[Records excerpted from a collection]
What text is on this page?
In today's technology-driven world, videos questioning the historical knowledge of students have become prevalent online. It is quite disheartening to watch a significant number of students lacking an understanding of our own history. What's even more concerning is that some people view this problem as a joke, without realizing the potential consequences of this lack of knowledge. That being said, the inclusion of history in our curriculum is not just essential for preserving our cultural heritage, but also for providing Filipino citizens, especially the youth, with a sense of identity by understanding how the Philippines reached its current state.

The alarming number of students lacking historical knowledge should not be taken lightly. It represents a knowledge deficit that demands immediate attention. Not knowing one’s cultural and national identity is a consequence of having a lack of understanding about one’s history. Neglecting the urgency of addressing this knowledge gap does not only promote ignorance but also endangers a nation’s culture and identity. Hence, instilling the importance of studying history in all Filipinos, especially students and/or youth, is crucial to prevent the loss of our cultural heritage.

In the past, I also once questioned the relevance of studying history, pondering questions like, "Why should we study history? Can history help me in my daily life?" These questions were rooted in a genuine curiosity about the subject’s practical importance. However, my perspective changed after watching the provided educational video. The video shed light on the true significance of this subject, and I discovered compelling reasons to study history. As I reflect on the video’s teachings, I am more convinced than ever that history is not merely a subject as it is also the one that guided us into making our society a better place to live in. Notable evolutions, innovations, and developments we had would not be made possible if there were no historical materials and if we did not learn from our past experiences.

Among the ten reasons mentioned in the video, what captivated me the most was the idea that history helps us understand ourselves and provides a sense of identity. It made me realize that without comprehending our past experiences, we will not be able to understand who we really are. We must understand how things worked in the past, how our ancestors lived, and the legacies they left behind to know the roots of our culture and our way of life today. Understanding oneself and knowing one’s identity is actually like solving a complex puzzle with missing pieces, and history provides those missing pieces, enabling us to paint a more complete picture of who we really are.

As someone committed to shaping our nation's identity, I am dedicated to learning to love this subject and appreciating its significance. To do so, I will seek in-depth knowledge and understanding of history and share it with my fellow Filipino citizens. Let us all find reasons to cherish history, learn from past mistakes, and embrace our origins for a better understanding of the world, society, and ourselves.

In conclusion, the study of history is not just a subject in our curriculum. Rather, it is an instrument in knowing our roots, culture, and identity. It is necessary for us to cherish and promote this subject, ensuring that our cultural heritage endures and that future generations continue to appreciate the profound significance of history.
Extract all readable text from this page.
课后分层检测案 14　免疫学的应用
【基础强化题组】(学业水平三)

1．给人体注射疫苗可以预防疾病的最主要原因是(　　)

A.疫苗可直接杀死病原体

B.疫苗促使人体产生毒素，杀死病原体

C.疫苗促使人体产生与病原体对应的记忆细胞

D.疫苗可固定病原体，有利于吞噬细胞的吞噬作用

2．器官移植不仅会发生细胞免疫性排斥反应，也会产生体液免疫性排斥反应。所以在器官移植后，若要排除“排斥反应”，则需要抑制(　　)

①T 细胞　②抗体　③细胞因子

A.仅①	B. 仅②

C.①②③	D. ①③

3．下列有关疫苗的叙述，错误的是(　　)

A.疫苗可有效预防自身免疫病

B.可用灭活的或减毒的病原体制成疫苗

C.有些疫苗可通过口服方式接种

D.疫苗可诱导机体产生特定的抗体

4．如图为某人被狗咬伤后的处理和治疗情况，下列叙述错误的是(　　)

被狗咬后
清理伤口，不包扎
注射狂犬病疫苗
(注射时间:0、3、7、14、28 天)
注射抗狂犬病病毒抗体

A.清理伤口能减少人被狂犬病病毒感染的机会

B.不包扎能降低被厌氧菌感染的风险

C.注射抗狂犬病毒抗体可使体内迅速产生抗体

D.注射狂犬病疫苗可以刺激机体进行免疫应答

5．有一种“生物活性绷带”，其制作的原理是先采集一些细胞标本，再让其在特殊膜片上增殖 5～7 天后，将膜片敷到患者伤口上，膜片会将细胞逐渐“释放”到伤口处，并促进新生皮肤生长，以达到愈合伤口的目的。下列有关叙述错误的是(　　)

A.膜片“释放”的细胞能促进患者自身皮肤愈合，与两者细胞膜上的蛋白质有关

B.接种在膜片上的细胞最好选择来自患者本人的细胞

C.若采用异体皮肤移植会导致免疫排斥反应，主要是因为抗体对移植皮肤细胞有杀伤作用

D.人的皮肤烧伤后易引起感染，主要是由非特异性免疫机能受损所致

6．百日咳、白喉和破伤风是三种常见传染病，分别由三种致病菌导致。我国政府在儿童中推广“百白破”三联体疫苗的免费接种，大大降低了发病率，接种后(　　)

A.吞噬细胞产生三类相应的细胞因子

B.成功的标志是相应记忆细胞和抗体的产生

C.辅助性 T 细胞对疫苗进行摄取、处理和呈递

◆ Challenge
Of the lines in the listing above, how many hold the string "without"? Reply with the number only.

◆ Solved exercise
2